═════ INPUT FOR THIS TASK ═════

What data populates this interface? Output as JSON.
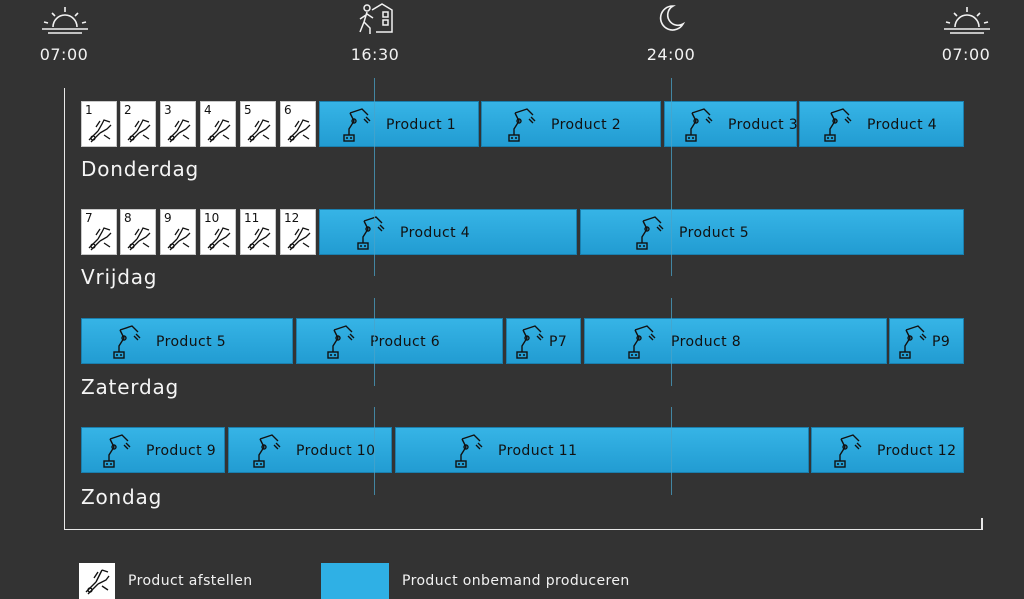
{
  "timeline": {
    "times": [
      "07:00",
      "16:30",
      "24:00",
      "07:00"
    ],
    "icons": [
      "sunrise-icon",
      "worker-leaving-icon",
      "moon-icon",
      "sunrise-icon"
    ]
  },
  "days": [
    {
      "name": "Donderdag",
      "setups": [
        "1",
        "2",
        "3",
        "4",
        "5",
        "6"
      ],
      "products": [
        "Product 1",
        "Product 2",
        "Product 3",
        "Product 4"
      ]
    },
    {
      "name": "Vrijdag",
      "setups": [
        "7",
        "8",
        "9",
        "10",
        "11",
        "12"
      ],
      "products": [
        "Product 4",
        "Product 5"
      ]
    },
    {
      "name": "Zaterdag",
      "setups": [],
      "products": [
        "Product 5",
        "Product 6",
        "P7",
        "Product 8",
        "P9"
      ]
    },
    {
      "name": "Zondag",
      "setups": [],
      "products": [
        "Product 9",
        "Product 10",
        "Product 11",
        "Product 12"
      ]
    }
  ],
  "legend": {
    "setup_label": "Product afstellen",
    "production_label": "Product onbemand produceren"
  },
  "colors": {
    "background": "#333333",
    "production_blue": "#2fb0e5",
    "setup_white": "#ffffff"
  }
}
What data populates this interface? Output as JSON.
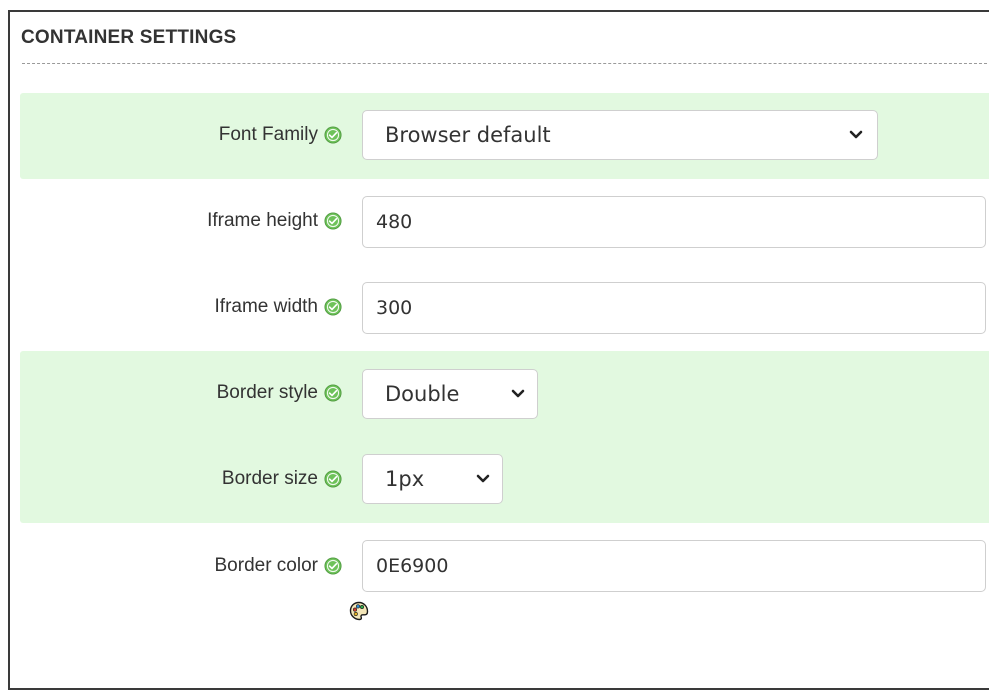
{
  "section": {
    "title": "CONTAINER SETTINGS"
  },
  "settings": [
    {
      "label": "Font Family",
      "type": "select",
      "value": "Browser default",
      "highlighted": true,
      "status_icon": "check-circle-icon"
    },
    {
      "label": "Iframe height",
      "type": "text",
      "value": "480",
      "highlighted": false,
      "status_icon": "check-circle-icon"
    },
    {
      "label": "Iframe width",
      "type": "text",
      "value": "300",
      "highlighted": false,
      "status_icon": "check-circle-icon"
    },
    {
      "label": "Border style",
      "type": "select",
      "value": "Double",
      "highlighted": true,
      "status_icon": "check-circle-icon"
    },
    {
      "label": "Border size",
      "type": "select",
      "value": "1px",
      "highlighted": true,
      "status_icon": "check-circle-icon"
    },
    {
      "label": "Border color",
      "type": "text",
      "value": "0E6900",
      "highlighted": false,
      "status_icon": "check-circle-icon",
      "extra_icon": "color-palette-icon"
    }
  ],
  "colors": {
    "highlight": "#e2f9e0",
    "check": "#6ec25a",
    "text": "#333333"
  }
}
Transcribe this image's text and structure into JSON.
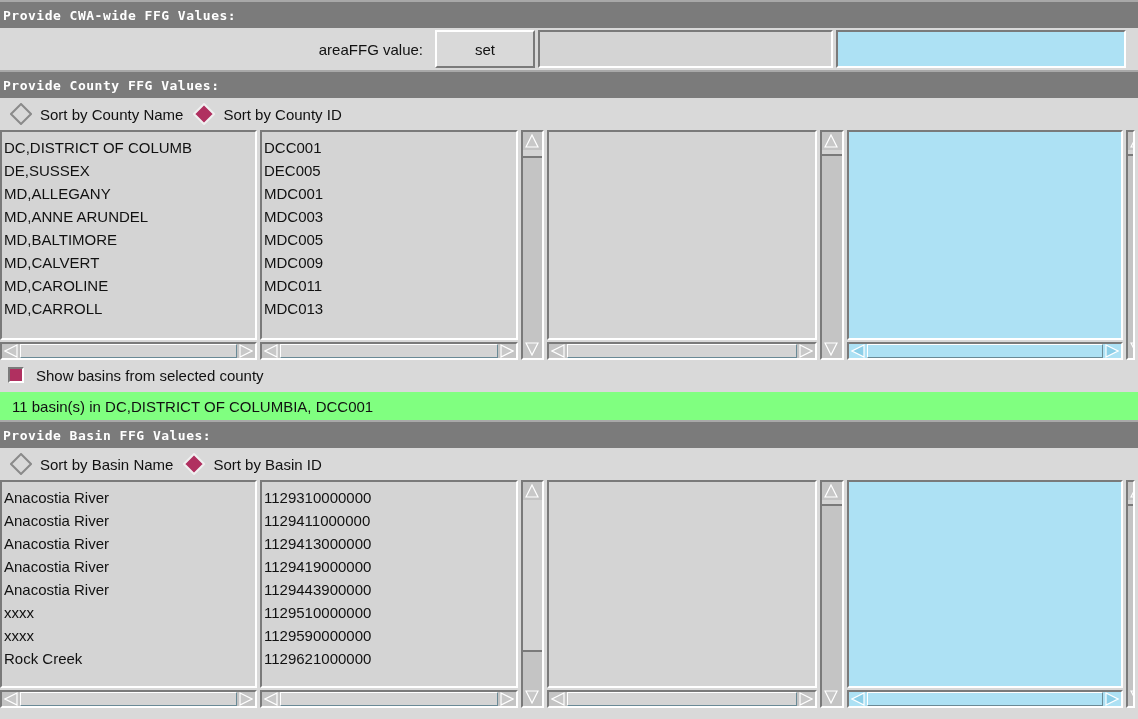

═════

Repeat each entry exactly. Pictures do not belong in the copy.

What data populates this interface? Output as JSON.
{
  "timeline": {
    "times": [
      "07:00",
      "16:30",
      "24:00",
      "07:00"
    ],
    "icons": [
      "sunrise-icon",
      "worker-leaving-icon",
      "moon-icon",
      "sunrise-icon"
    ]
  },
  "days": [
    {
      "name": "Donderdag",
      "setups": [
        "1",
        "2",
        "3",
        "4",
        "5",
        "6"
      ],
      "products": [
        "Product 1",
        "Product 2",
        "Product 3",
        "Product 4"
      ]
    },
    {
      "name": "Vrijdag",
      "setups": [
        "7",
        "8",
        "9",
        "10",
        "11",
        "12"
      ],
      "products": [
        "Product 4",
        "Product 5"
      ]
    },
    {
      "name": "Zaterdag",
      "setups": [],
      "products": [
        "Product 5",
        "Product 6",
        "P7",
        "Product 8",
        "P9"
      ]
    },
    {
      "name": "Zondag",
      "setups": [],
      "products": [
        "Product 9",
        "Product 10",
        "Product 11",
        "Product 12"
      ]
    }
  ],
  "legend": {
    "setup_label": "Product afstellen",
    "production_label": "Product onbemand produceren"
  },
  "colors": {
    "background": "#333333",
    "production_blue": "#2fb0e5",
    "setup_white": "#ffffff"
  }
}
What data populates this interface? Output as JSON.
{
  "section": {
    "title": "CONTAINER SETTINGS"
  },
  "settings": [
    {
      "label": "Font Family",
      "type": "select",
      "value": "Browser default",
      "highlighted": true,
      "status_icon": "check-circle-icon"
    },
    {
      "label": "Iframe height",
      "type": "text",
      "value": "480",
      "highlighted": false,
      "status_icon": "check-circle-icon"
    },
    {
      "label": "Iframe width",
      "type": "text",
      "value": "300",
      "highlighted": false,
      "status_icon": "check-circle-icon"
    },
    {
      "label": "Border style",
      "type": "select",
      "value": "Double",
      "highlighted": true,
      "status_icon": "check-circle-icon"
    },
    {
      "label": "Border size",
      "type": "select",
      "value": "1px",
      "highlighted": true,
      "status_icon": "check-circle-icon"
    },
    {
      "label": "Border color",
      "type": "text",
      "value": "0E6900",
      "highlighted": false,
      "status_icon": "check-circle-icon",
      "extra_icon": "color-palette-icon"
    }
  ],
  "colors": {
    "highlight": "#e2f9e0",
    "check": "#6ec25a",
    "text": "#333333"
  }
}
Transcribe this image's text and structure into JSON.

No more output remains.